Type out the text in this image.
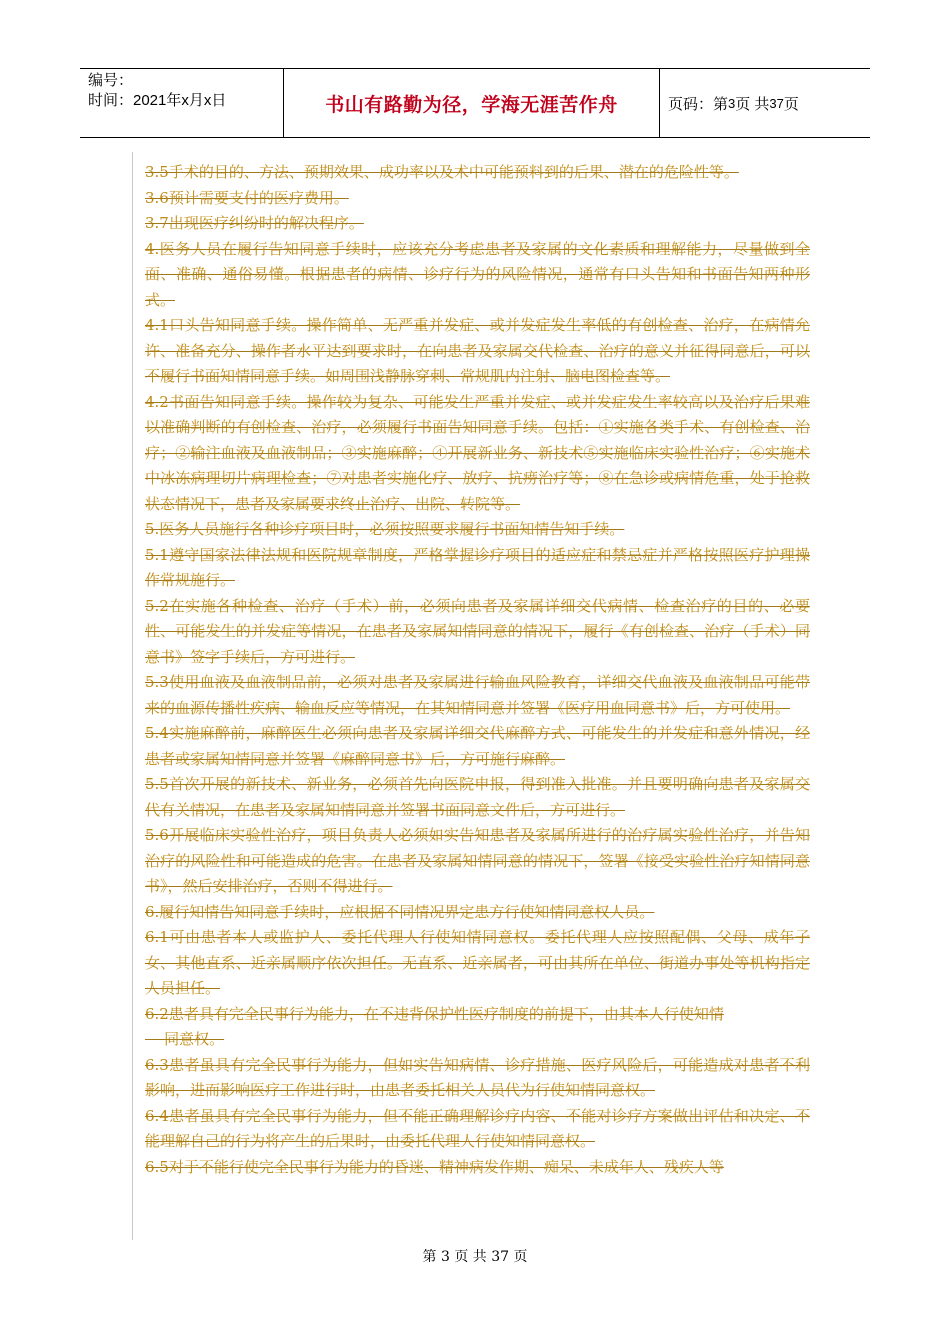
编号：
时间：2021年x月x日	书山有路勤为径，学海无涯苦作舟	页码：第 3 页 共 37 页
3.5手术的目的、方法、预期效果、成功率以及术中可能预料到的后果、潜在的危险性等。
3.6预计需要支付的医疗费用。
3.7出现医疗纠纷时的解决程序。
4.医务人员在履行告知同意手续时，应该充分考虑患者及家属的文化素质和理解能力，尽量做到全面、准确、通俗易懂。根据患者的病情、诊疗行为的风险情况，通常有口头告知和书面告知两种形式。
4.1口头告知同意手续。操作简单、无严重并发症、或并发症发生率低的有创检查、治疗，在病情允许、准备充分、操作者水平达到要求时，在向患者及家属交代检查、治疗的意义并征得同意后，可以不履行书面知情同意手续。如周围浅静脉穿刺、常规肌内注射、脑电图检查等。
4.2书面告知同意手续。操作较为复杂、可能发生严重并发症、或并发症发生率较高以及治疗后果难以准确判断的有创检查、治疗，必须履行书面告知同意手续。包括：①实施各类手术、有创检查、治疗；②输注血液及血液制品；③实施麻醉；④开展新业务、新技术⑤实施临床实验性治疗；⑥实施术中冰冻病理切片病理检查；⑦对患者实施化疗、放疗、抗痨治疗等；⑧在急诊或病情危重，处于抢救状态情况下，患者及家属要求终止治疗、出院、转院等。
5.医务人员施行各种诊疗项目时，必须按照要求履行书面知情告知手续。
5.1遵守国家法律法规和医院规章制度，严格掌握诊疗项目的适应症和禁忌症并严格按照医疗护理操作常规施行。
5.2在实施各种检查、治疗（手术）前，必须向患者及家属详细交代病情、检查治疗的目的、必要性、可能发生的并发症等情况，在患者及家属知情同意的情况下，履行《有创检查、治疗（手术）同意书》签字手续后，方可进行。
5.3使用血液及血液制品前，必须对患者及家属进行输血风险教育，详细交代血液及血液制品可能带来的血源传播性疾病、输血反应等情况，在其知情同意并签署《医疗用血同意书》后，方可使用。
5.4实施麻醉前，麻醉医生必须向患者及家属详细交代麻醉方式、可能发生的并发症和意外情况，经患者或家属知情同意并签署《麻醉同意书》后，方可施行麻醉。
5.5首次开展的新技术、新业务，必须首先向医院申报，得到准入批准。并且要明确向患者及家属交代有关情况，在患者及家属知情同意并签署书面同意文件后，方可进行。
5.6开展临床实验性治疗，项目负责人必须如实告知患者及家属所进行的治疗属实验性治疗，并告知治疗的风险性和可能造成的危害。在患者及家属知情同意的情况下，签署《接受实验性治疗知情同意书》，然后安排治疗，否则不得进行。
6.履行知情告知同意手续时，应根据不同情况界定患方行使知情同意权人员。
6.1可由患者本人或监护人、委托代理人行使知情同意权。委托代理人应按照配偶、父母、成年子女、其他直系、近亲属顺序依次担任。无直系、近亲属者，可由其所在单位、街道办事处等机构指定人员担任。
6.2患者具有完全民事行为能力，在不违背保护性医疗制度的前提下，由其本人行使知情
同意权。
6.3患者虽具有完全民事行为能力，但如实告知病情、诊疗措施、医疗风险后，可能造成对患者不利影响，进而影响医疗工作进行时，由患者委托相关人员代为行使知情同意权。
6.4患者虽具有完全民事行为能力，但不能正确理解诊疗内容、不能对诊疗方案做出评估和决定、不能理解自己的行为将产生的后果时，由委托代理人行使知情同意权。
6.5对于不能行使完全民事行为能力的昏迷、精神病发作期、痴呆、未成年人、残疾人等
第 3 页 共 37 页
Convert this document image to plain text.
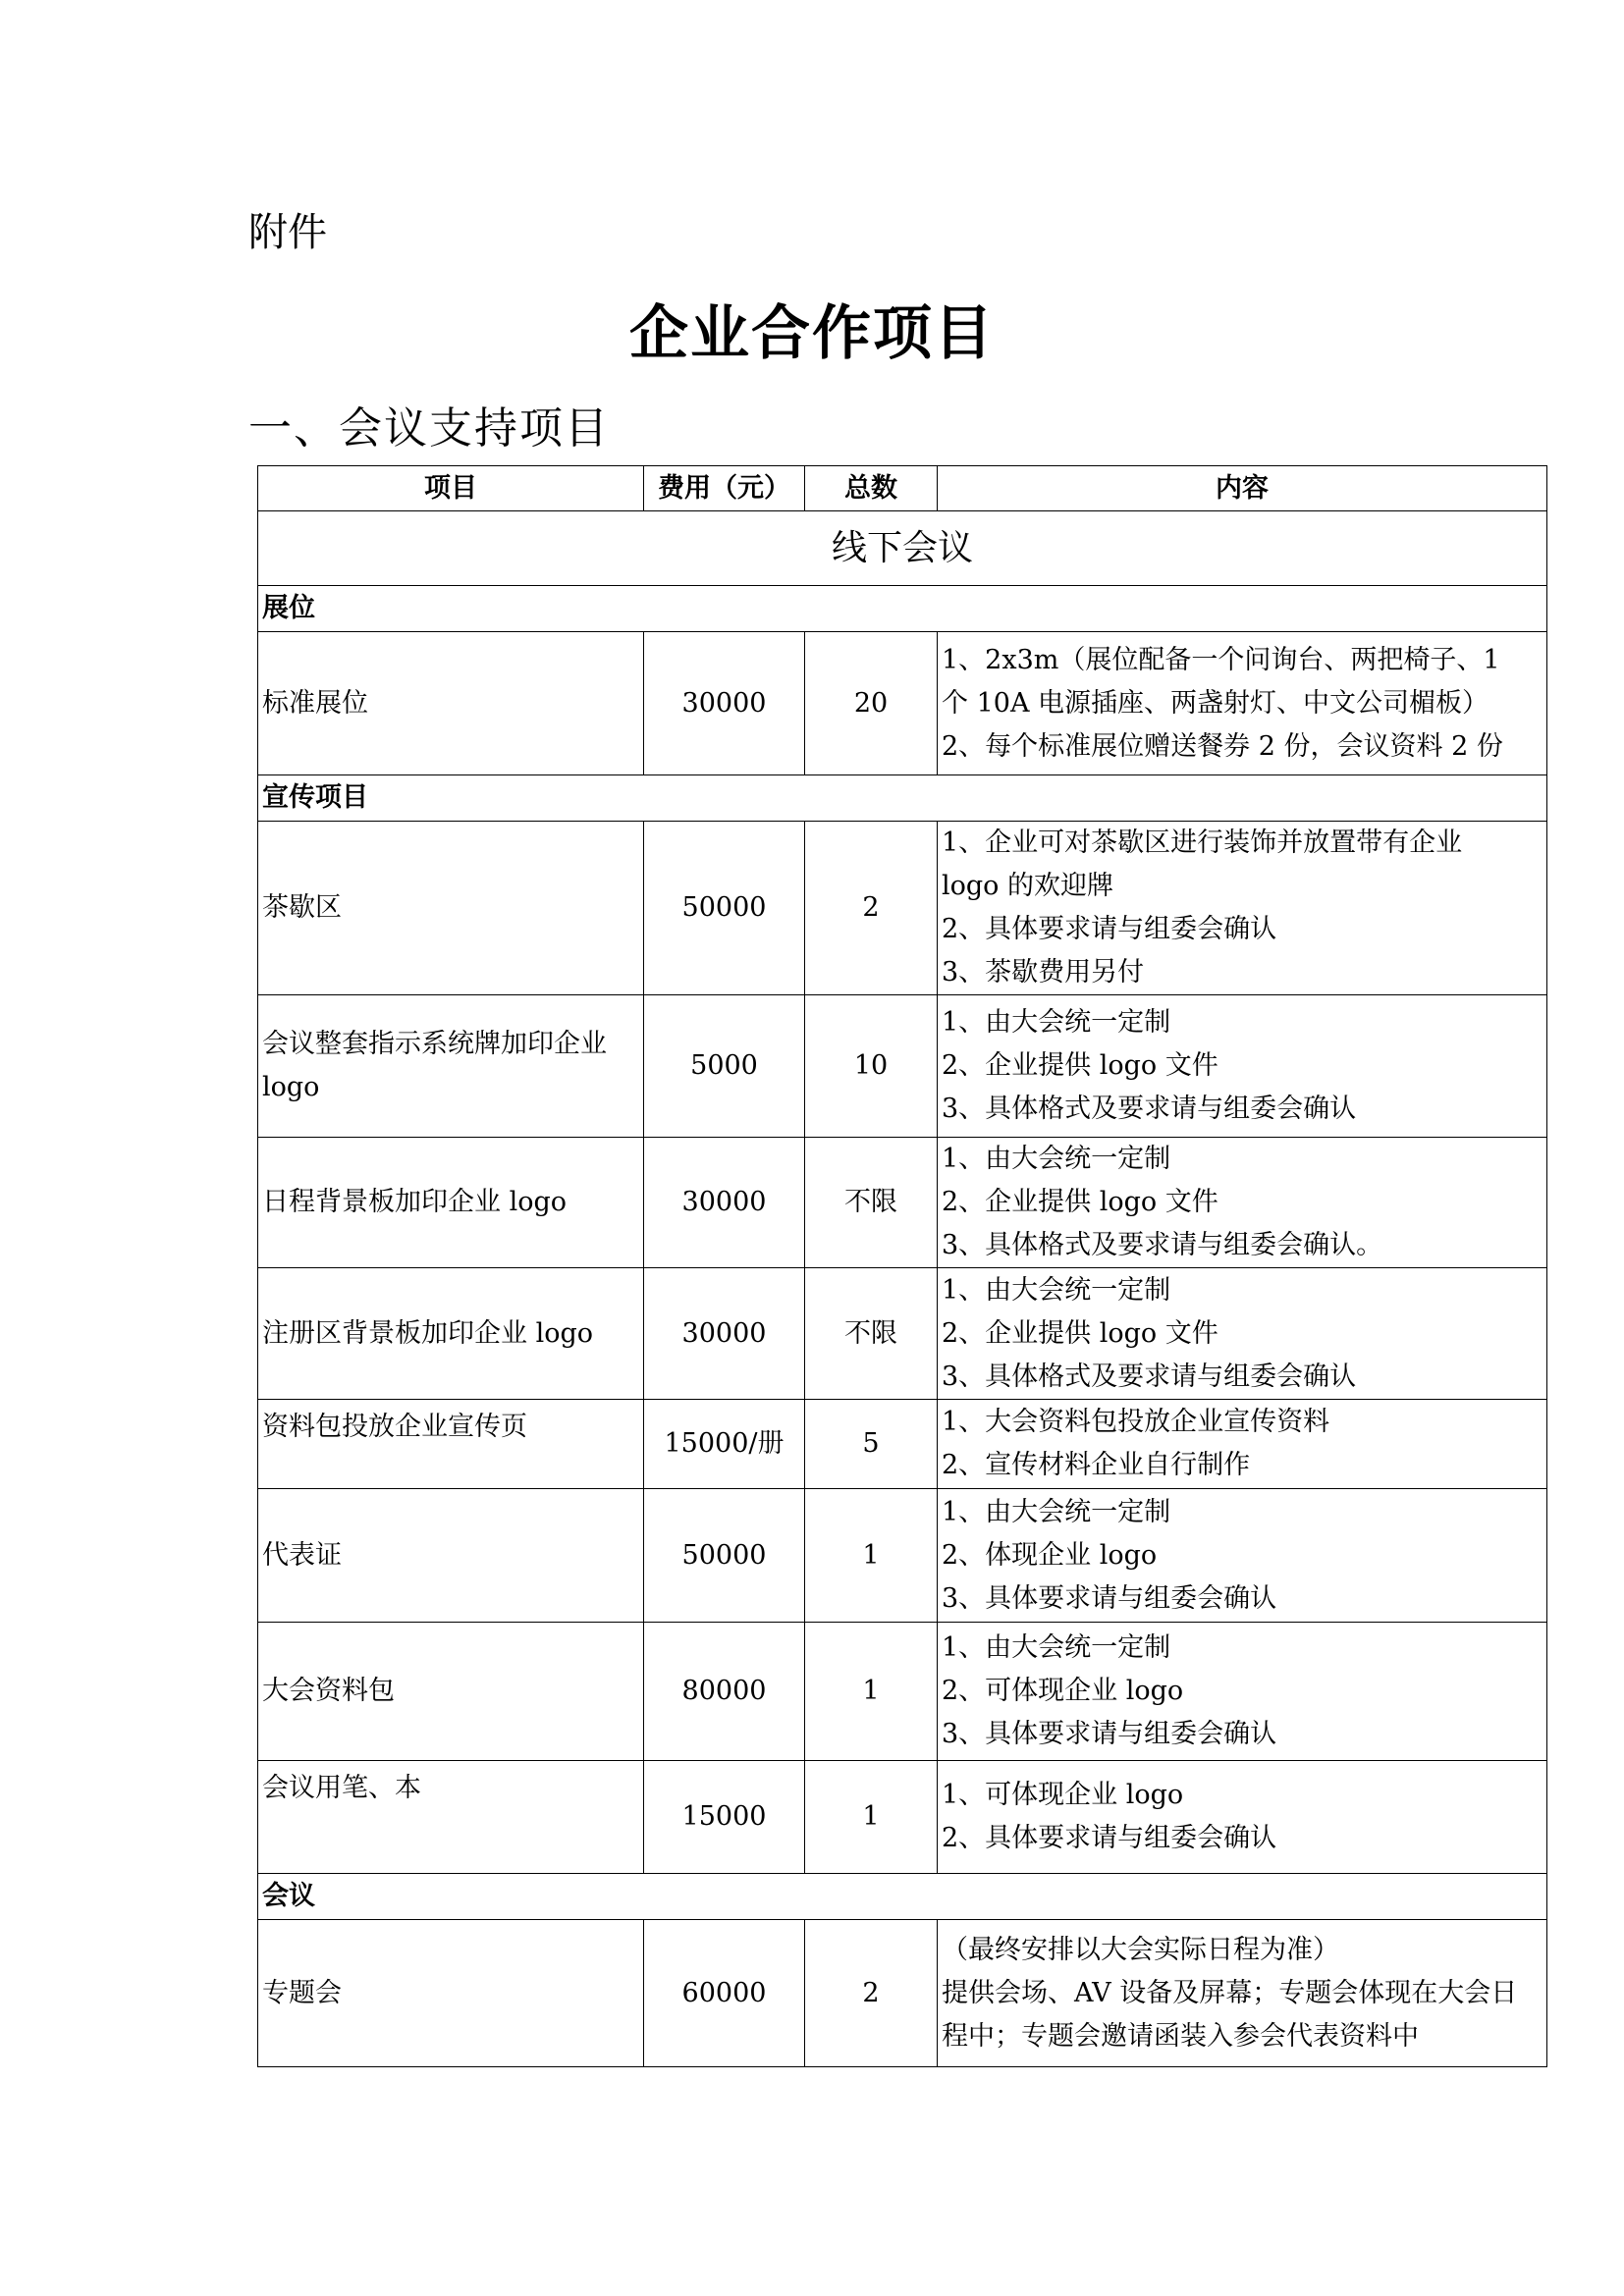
附件
企业合作项目
一、会议支持项目
项目	费用（元）	总数	内容
线下会议			
展位			
标准展位	30000	20	1、2x3m（展位配备一个问询台、两把椅子、1
个 10A 电源插座、两盏射灯、中文公司楣板）
2、每个标准展位赠送餐券 2 份，会议资料 2 份

宣传项目			
茶歇区	50000	2	1、企业可对茶歇区进行装饰并放置带有企业
logo 的欢迎牌
2、具体要求请与组委会确认
3、茶歇费用另付

会议整套指示系统牌加印企业logo	5000	10	1、由大会统一定制
2、企业提供 logo 文件
3、具体格式及要求请与组委会确认

日程背景板加印企业 logo	30000	不限	1、由大会统一定制
2、企业提供 logo 文件
3、具体格式及要求请与组委会确认。

注册区背景板加印企业 logo	30000	不限	1、由大会统一定制
2、企业提供 logo 文件
3、具体格式及要求请与组委会确认

资料包投放企业宣传页	15000/册	5	1、大会资料包投放企业宣传资料
2、宣传材料企业自行制作

代表证	50000	1	1、由大会统一定制
2、体现企业 logo
3、具体要求请与组委会确认

大会资料包	80000	1	1、由大会统一定制
2、可体现企业 logo
3、具体要求请与组委会确认

会议用笔、本	15000	1	1、可体现企业 logo
2、具体要求请与组委会确认

会议			
专题会	60000	2	（最终安排以大会实际日程为准）
提供会场、AV 设备及屏幕；专题会体现在大会日
程中；专题会邀请函装入参会代表资料中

▶ TASK TO CARRY OUT
Keep the pictures out of the copy and write out the data exactly as it stands.

▶ RESPONSE TO THIS TASK
Type out the text in this image.
编号：
时间：2021年x月x日	书山有路勤为径，学海无涯苦作舟	页码：第 3 页 共 37 页
3.5手术的目的、方法、预期效果、成功率以及术中可能预料到的后果、潜在的危险性等。
3.6预计需要支付的医疗费用。
3.7出现医疗纠纷时的解决程序。
4.医务人员在履行告知同意手续时，应该充分考虑患者及家属的文化素质和理解能力，尽量做到全面、准确、通俗易懂。根据患者的病情、诊疗行为的风险情况，通常有口头告知和书面告知两种形式。
4.1口头告知同意手续。操作简单、无严重并发症、或并发症发生率低的有创检查、治疗，在病情允许、准备充分、操作者水平达到要求时，在向患者及家属交代检查、治疗的意义并征得同意后，可以不履行书面知情同意手续。如周围浅静脉穿刺、常规肌内注射、脑电图检查等。
4.2书面告知同意手续。操作较为复杂、可能发生严重并发症、或并发症发生率较高以及治疗后果难以准确判断的有创检查、治疗，必须履行书面告知同意手续。包括：①实施各类手术、有创检查、治疗；②输注血液及血液制品；③实施麻醉；④开展新业务、新技术⑤实施临床实验性治疗；⑥实施术中冰冻病理切片病理检查；⑦对患者实施化疗、放疗、抗痨治疗等；⑧在急诊或病情危重，处于抢救状态情况下，患者及家属要求终止治疗、出院、转院等。
5.医务人员施行各种诊疗项目时，必须按照要求履行书面知情告知手续。
5.1遵守国家法律法规和医院规章制度，严格掌握诊疗项目的适应症和禁忌症并严格按照医疗护理操作常规施行。
5.2在实施各种检查、治疗（手术）前，必须向患者及家属详细交代病情、检查治疗的目的、必要性、可能发生的并发症等情况，在患者及家属知情同意的情况下，履行《有创检查、治疗（手术）同意书》签字手续后，方可进行。
5.3使用血液及血液制品前，必须对患者及家属进行输血风险教育，详细交代血液及血液制品可能带来的血源传播性疾病、输血反应等情况，在其知情同意并签署《医疗用血同意书》后，方可使用。
5.4实施麻醉前，麻醉医生必须向患者及家属详细交代麻醉方式、可能发生的并发症和意外情况，经患者或家属知情同意并签署《麻醉同意书》后，方可施行麻醉。
5.5首次开展的新技术、新业务，必须首先向医院申报，得到准入批准。并且要明确向患者及家属交代有关情况，在患者及家属知情同意并签署书面同意文件后，方可进行。
5.6开展临床实验性治疗，项目负责人必须如实告知患者及家属所进行的治疗属实验性治疗，并告知治疗的风险性和可能造成的危害。在患者及家属知情同意的情况下，签署《接受实验性治疗知情同意书》，然后安排治疗，否则不得进行。
6.履行知情告知同意手续时，应根据不同情况界定患方行使知情同意权人员。
6.1可由患者本人或监护人、委托代理人行使知情同意权。委托代理人应按照配偶、父母、成年子女、其他直系、近亲属顺序依次担任。无直系、近亲属者，可由其所在单位、街道办事处等机构指定人员担任。
6.2患者具有完全民事行为能力，在不违背保护性医疗制度的前提下，由其本人行使知情
同意权。
6.3患者虽具有完全民事行为能力，但如实告知病情、诊疗措施、医疗风险后，可能造成对患者不利影响，进而影响医疗工作进行时，由患者委托相关人员代为行使知情同意权。
6.4患者虽具有完全民事行为能力，但不能正确理解诊疗内容、不能对诊疗方案做出评估和决定、不能理解自己的行为将产生的后果时，由委托代理人行使知情同意权。
6.5对于不能行使完全民事行为能力的昏迷、精神病发作期、痴呆、未成年人、残疾人等
第 3 页 共 37 页
Convert this document image to plain text.
附件
企业合作项目
一、会议支持项目
项目	费用（元）	总数	内容
线下会议			
展位			
标准展位	30000	20	1、2x3m（展位配备一个问询台、两把椅子、1
个 10A 电源插座、两盏射灯、中文公司楣板）
2、每个标准展位赠送餐券 2 份，会议资料 2 份

宣传项目			
茶歇区	50000	2	1、企业可对茶歇区进行装饰并放置带有企业
logo 的欢迎牌
2、具体要求请与组委会确认
3、茶歇费用另付

会议整套指示系统牌加印企业logo	5000	10	1、由大会统一定制
2、企业提供 logo 文件
3、具体格式及要求请与组委会确认

日程背景板加印企业 logo	30000	不限	1、由大会统一定制
2、企业提供 logo 文件
3、具体格式及要求请与组委会确认。

注册区背景板加印企业 logo	30000	不限	1、由大会统一定制
2、企业提供 logo 文件
3、具体格式及要求请与组委会确认

资料包投放企业宣传页	15000/册	5	1、大会资料包投放企业宣传资料
2、宣传材料企业自行制作

代表证	50000	1	1、由大会统一定制
2、体现企业 logo
3、具体要求请与组委会确认

大会资料包	80000	1	1、由大会统一定制
2、可体现企业 logo
3、具体要求请与组委会确认

会议用笔、本	15000	1	1、可体现企业 logo
2、具体要求请与组委会确认

会议			
专题会	60000	2	（最终安排以大会实际日程为准）
提供会场、AV 设备及屏幕；专题会体现在大会日
程中；专题会邀请函装入参会代表资料中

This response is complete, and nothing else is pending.